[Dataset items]
═══

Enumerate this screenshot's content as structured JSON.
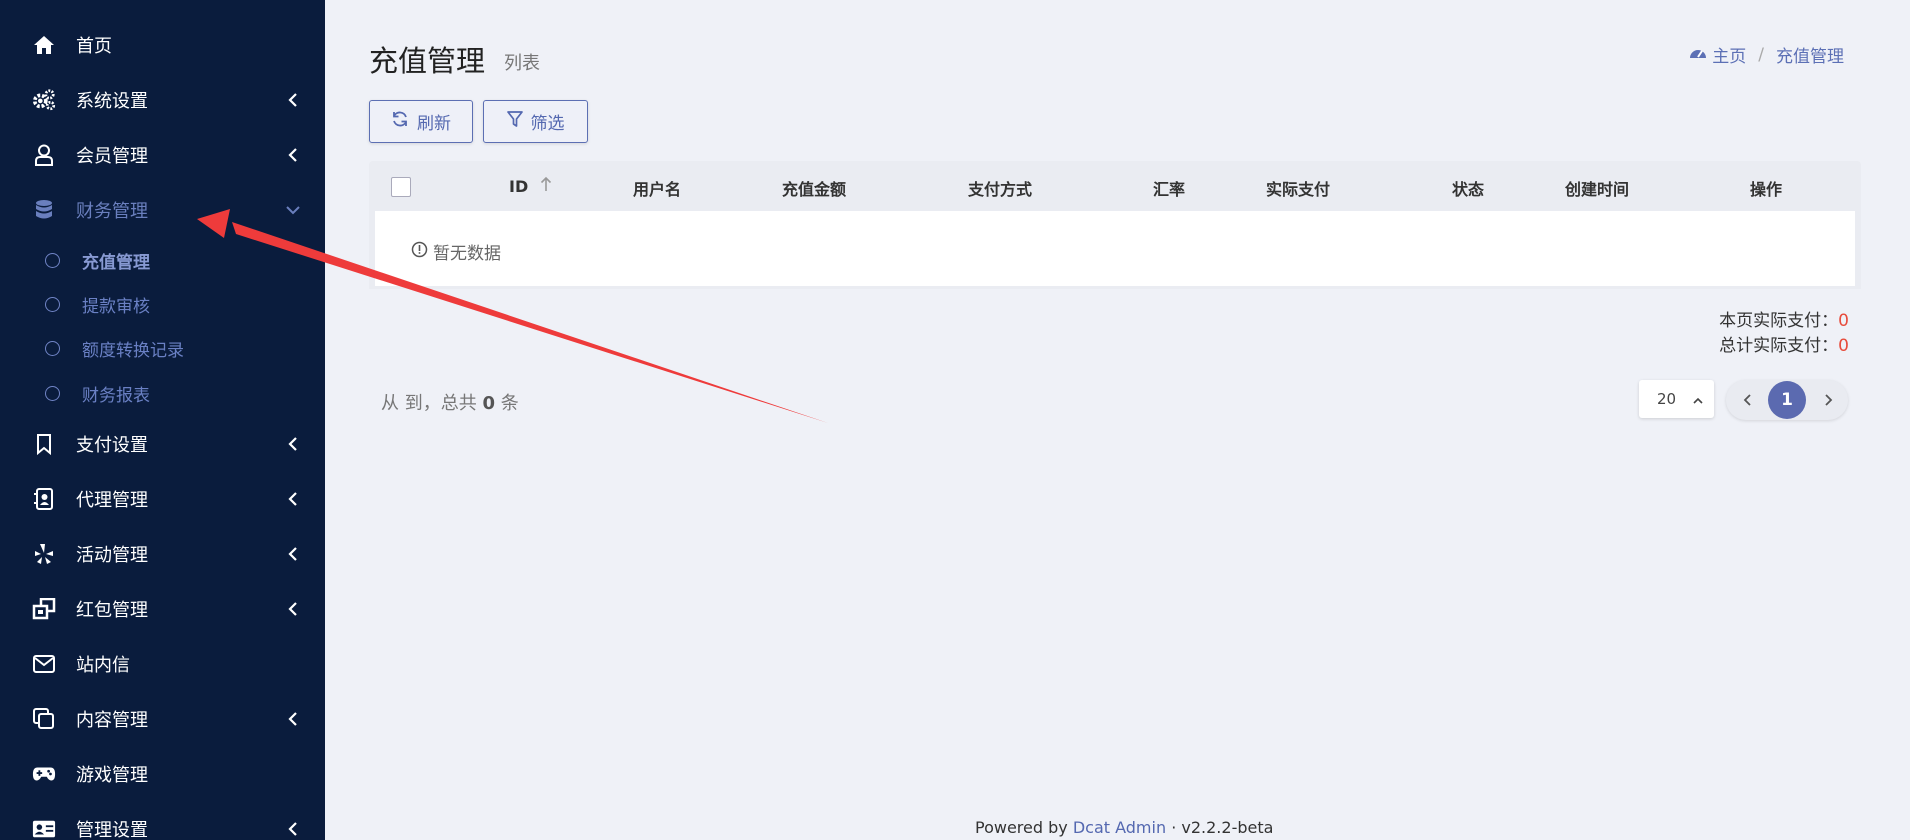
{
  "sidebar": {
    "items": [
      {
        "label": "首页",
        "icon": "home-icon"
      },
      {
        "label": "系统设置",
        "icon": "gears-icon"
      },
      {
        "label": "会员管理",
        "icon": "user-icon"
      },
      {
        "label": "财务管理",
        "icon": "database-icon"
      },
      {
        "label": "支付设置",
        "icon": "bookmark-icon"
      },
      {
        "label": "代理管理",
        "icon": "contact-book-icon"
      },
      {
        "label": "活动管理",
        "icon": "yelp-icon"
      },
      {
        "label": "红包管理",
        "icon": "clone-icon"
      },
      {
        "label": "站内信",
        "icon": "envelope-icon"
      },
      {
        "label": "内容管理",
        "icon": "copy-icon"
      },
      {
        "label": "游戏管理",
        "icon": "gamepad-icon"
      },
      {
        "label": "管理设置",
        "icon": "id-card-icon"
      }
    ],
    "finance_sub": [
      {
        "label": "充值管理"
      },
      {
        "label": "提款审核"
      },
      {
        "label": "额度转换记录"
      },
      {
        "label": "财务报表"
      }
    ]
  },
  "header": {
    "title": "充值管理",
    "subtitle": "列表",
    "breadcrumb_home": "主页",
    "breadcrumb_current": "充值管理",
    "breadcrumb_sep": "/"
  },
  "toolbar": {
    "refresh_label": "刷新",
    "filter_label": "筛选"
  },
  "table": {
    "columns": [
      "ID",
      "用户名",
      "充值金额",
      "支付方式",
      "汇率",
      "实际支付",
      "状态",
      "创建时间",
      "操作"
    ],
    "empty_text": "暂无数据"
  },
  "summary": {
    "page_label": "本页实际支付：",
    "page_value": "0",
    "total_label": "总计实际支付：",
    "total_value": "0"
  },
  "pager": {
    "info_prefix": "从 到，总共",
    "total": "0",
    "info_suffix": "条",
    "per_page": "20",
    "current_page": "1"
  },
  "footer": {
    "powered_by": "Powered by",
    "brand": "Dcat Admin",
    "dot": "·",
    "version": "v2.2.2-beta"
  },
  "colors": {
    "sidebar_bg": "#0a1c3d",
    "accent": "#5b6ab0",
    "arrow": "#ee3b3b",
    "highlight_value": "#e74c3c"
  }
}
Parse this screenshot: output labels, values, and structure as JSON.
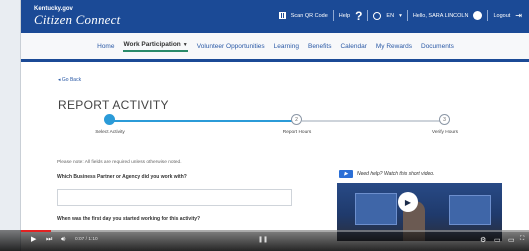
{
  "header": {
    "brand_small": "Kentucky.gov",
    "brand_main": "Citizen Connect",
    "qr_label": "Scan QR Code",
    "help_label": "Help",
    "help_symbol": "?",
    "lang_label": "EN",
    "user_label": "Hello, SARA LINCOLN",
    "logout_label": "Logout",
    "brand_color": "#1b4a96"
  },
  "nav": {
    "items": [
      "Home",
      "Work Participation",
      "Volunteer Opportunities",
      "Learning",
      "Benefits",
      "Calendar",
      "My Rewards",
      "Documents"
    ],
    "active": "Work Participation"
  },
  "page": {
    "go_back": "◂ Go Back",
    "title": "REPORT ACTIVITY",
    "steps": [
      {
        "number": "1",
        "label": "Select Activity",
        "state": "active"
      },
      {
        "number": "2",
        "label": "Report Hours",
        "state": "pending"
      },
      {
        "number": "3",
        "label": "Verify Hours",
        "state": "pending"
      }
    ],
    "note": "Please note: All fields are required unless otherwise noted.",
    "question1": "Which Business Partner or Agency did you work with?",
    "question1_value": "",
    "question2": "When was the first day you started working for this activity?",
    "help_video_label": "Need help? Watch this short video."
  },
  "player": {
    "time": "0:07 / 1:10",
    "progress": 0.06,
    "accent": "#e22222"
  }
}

═══

◆ Exercise prompt ◆
Will you restate every entry word for word and omit the images?

◆ Solution to this task ◆
Enumerate this screenshot's content as structured JSON.
{
  "sidebar": {
    "items": [
      {
        "label": "首页",
        "icon": "home-icon"
      },
      {
        "label": "系统设置",
        "icon": "gears-icon"
      },
      {
        "label": "会员管理",
        "icon": "user-icon"
      },
      {
        "label": "财务管理",
        "icon": "database-icon"
      },
      {
        "label": "支付设置",
        "icon": "bookmark-icon"
      },
      {
        "label": "代理管理",
        "icon": "contact-book-icon"
      },
      {
        "label": "活动管理",
        "icon": "yelp-icon"
      },
      {
        "label": "红包管理",
        "icon": "clone-icon"
      },
      {
        "label": "站内信",
        "icon": "envelope-icon"
      },
      {
        "label": "内容管理",
        "icon": "copy-icon"
      },
      {
        "label": "游戏管理",
        "icon": "gamepad-icon"
      },
      {
        "label": "管理设置",
        "icon": "id-card-icon"
      }
    ],
    "finance_sub": [
      {
        "label": "充值管理"
      },
      {
        "label": "提款审核"
      },
      {
        "label": "额度转换记录"
      },
      {
        "label": "财务报表"
      }
    ]
  },
  "header": {
    "title": "充值管理",
    "subtitle": "列表",
    "breadcrumb_home": "主页",
    "breadcrumb_current": "充值管理",
    "breadcrumb_sep": "/"
  },
  "toolbar": {
    "refresh_label": "刷新",
    "filter_label": "筛选"
  },
  "table": {
    "columns": [
      "ID",
      "用户名",
      "充值金额",
      "支付方式",
      "汇率",
      "实际支付",
      "状态",
      "创建时间",
      "操作"
    ],
    "empty_text": "暂无数据"
  },
  "summary": {
    "page_label": "本页实际支付：",
    "page_value": "0",
    "total_label": "总计实际支付：",
    "total_value": "0"
  },
  "pager": {
    "info_prefix": "从 到，总共",
    "total": "0",
    "info_suffix": "条",
    "per_page": "20",
    "current_page": "1"
  },
  "footer": {
    "powered_by": "Powered by",
    "brand": "Dcat Admin",
    "dot": "·",
    "version": "v2.2.2-beta"
  },
  "colors": {
    "sidebar_bg": "#0a1c3d",
    "accent": "#5b6ab0",
    "arrow": "#ee3b3b",
    "highlight_value": "#e74c3c"
  }
}
Parse this screenshot: output labels, values, and structure as JSON.
{
  "header": {
    "brand_small": "Kentucky.gov",
    "brand_main": "Citizen Connect",
    "qr_label": "Scan QR Code",
    "help_label": "Help",
    "help_symbol": "?",
    "lang_label": "EN",
    "user_label": "Hello, SARA LINCOLN",
    "logout_label": "Logout",
    "brand_color": "#1b4a96"
  },
  "nav": {
    "items": [
      "Home",
      "Work Participation",
      "Volunteer Opportunities",
      "Learning",
      "Benefits",
      "Calendar",
      "My Rewards",
      "Documents"
    ],
    "active": "Work Participation"
  },
  "page": {
    "go_back": "◂ Go Back",
    "title": "REPORT ACTIVITY",
    "steps": [
      {
        "number": "1",
        "label": "Select Activity",
        "state": "active"
      },
      {
        "number": "2",
        "label": "Report Hours",
        "state": "pending"
      },
      {
        "number": "3",
        "label": "Verify Hours",
        "state": "pending"
      }
    ],
    "note": "Please note: All fields are required unless otherwise noted.",
    "question1": "Which Business Partner or Agency did you work with?",
    "question1_value": "",
    "question2": "When was the first day you started working for this activity?",
    "help_video_label": "Need help? Watch this short video."
  },
  "player": {
    "time": "0:07 / 1:10",
    "progress": 0.06,
    "accent": "#e22222"
  }
}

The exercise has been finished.